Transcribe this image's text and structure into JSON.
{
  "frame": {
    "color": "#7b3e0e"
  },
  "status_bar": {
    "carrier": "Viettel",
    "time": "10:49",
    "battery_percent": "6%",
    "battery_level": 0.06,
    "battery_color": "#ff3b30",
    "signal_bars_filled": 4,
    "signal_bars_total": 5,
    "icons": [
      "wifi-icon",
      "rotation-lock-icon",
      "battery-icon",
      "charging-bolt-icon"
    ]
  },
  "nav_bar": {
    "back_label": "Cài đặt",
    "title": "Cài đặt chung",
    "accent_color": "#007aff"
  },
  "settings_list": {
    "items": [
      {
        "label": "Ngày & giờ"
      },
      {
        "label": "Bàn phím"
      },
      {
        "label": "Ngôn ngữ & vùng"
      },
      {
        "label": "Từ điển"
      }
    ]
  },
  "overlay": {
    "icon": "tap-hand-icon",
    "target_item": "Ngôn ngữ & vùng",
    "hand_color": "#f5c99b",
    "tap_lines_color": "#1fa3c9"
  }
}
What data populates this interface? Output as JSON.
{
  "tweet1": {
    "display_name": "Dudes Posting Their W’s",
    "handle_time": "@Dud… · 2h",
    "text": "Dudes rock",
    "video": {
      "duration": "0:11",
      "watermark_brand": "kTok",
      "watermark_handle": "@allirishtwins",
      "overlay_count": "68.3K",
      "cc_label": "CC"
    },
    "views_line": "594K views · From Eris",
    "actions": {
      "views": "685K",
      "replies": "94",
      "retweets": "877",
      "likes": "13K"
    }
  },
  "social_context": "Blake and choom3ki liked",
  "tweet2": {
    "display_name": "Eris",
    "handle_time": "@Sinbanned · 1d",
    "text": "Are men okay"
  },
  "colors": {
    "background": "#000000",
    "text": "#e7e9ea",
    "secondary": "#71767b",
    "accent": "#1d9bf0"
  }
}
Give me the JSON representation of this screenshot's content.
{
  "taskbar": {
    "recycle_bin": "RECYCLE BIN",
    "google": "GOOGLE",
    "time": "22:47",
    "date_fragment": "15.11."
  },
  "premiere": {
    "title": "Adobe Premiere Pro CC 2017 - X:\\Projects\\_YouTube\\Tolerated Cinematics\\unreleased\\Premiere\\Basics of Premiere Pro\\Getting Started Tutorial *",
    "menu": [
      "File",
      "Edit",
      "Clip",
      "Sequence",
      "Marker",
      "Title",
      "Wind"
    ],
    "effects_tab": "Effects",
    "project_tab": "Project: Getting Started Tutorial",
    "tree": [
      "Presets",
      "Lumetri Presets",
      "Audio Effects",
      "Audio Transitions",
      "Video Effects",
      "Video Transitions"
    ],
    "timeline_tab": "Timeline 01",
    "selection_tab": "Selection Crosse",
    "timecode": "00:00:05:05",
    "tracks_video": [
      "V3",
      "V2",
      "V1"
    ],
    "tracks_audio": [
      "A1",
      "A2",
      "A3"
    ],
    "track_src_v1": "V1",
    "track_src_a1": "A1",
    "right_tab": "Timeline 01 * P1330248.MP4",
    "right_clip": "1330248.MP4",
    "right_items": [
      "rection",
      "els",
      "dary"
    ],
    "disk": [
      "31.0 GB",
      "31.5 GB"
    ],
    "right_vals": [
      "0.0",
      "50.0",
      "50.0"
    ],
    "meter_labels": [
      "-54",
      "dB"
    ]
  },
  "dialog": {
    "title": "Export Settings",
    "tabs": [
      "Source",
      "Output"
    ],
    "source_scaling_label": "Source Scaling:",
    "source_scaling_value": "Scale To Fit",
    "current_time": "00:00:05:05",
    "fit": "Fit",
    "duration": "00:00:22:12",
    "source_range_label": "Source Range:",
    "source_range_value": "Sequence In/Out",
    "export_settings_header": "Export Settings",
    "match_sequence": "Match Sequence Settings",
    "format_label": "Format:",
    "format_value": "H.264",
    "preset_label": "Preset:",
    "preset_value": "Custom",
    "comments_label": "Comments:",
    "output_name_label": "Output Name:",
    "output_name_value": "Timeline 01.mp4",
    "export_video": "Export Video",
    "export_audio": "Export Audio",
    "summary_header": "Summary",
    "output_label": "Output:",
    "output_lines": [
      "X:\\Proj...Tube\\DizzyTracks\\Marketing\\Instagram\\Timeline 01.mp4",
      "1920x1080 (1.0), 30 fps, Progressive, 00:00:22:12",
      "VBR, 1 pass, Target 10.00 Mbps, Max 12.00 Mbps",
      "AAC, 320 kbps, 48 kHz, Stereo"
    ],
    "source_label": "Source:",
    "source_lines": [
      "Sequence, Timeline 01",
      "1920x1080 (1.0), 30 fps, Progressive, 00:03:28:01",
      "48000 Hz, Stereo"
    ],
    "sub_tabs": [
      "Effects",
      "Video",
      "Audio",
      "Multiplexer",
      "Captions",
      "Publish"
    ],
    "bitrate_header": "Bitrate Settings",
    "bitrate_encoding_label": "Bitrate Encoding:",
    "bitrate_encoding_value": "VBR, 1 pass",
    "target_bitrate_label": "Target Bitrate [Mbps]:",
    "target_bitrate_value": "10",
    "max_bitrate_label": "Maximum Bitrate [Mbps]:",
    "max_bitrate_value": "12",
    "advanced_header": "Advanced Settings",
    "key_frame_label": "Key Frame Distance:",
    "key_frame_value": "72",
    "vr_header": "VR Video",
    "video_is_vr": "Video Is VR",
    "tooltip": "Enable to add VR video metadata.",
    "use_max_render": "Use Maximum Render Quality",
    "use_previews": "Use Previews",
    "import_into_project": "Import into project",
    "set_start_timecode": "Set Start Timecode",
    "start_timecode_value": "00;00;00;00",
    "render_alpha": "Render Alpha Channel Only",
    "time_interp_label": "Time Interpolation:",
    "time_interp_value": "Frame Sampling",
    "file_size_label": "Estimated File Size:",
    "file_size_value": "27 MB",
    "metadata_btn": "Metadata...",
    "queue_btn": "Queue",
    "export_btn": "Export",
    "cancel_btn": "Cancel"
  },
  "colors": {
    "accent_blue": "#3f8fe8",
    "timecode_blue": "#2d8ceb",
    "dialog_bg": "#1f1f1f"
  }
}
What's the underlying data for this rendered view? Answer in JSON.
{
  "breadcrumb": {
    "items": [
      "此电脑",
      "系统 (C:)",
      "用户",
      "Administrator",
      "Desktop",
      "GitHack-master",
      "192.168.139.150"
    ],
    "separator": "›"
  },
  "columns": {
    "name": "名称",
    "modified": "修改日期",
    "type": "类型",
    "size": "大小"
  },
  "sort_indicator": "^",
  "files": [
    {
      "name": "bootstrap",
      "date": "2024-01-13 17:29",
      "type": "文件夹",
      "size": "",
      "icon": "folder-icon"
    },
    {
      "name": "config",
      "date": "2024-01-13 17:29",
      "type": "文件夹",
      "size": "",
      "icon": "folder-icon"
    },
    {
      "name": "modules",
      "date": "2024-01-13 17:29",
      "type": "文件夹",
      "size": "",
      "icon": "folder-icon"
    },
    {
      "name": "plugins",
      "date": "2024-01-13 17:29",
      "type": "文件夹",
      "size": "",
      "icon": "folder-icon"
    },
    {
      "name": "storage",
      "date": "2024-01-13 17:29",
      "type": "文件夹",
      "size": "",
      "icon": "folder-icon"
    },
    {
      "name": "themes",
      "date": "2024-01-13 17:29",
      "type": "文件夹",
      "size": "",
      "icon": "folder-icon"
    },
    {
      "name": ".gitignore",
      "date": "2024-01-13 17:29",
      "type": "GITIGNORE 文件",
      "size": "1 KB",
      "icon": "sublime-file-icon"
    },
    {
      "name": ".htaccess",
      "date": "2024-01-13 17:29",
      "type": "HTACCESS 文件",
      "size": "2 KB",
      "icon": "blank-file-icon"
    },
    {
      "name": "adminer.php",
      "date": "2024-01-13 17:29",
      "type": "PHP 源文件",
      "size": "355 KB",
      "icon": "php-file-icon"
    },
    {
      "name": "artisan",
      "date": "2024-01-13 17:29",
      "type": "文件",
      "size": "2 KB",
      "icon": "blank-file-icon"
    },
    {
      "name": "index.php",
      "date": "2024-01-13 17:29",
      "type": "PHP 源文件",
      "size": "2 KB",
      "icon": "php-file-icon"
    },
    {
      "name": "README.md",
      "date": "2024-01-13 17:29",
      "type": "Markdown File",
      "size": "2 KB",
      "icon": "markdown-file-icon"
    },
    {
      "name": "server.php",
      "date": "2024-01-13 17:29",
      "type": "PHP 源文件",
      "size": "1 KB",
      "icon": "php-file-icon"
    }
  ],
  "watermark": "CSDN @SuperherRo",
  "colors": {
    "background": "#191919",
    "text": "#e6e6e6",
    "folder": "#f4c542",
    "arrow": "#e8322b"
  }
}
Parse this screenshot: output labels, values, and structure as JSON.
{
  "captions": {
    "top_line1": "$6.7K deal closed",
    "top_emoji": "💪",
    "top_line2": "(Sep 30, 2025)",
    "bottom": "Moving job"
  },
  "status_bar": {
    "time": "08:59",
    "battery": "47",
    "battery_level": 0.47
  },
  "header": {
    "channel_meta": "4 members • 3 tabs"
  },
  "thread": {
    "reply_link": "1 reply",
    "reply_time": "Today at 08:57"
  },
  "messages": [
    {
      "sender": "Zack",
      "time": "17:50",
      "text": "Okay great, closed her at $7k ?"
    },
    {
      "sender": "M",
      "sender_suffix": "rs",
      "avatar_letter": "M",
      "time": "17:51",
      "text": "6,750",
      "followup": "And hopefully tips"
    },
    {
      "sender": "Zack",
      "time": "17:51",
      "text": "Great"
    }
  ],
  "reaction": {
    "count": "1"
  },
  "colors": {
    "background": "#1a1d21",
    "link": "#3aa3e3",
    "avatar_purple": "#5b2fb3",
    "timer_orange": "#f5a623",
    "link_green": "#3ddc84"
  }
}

········

**Directions for this task**. Look over the material above and show each line where "Mbps" appears.

**The output**.
      "VBR, 1 pass, Target 10.00 Mbps, Max 12.00 Mbps",
    "target_bitrate_label": "Target Bitrate [Mbps]:",
    "max_bitrate_label": "Maximum Bitrate [Mbps]:",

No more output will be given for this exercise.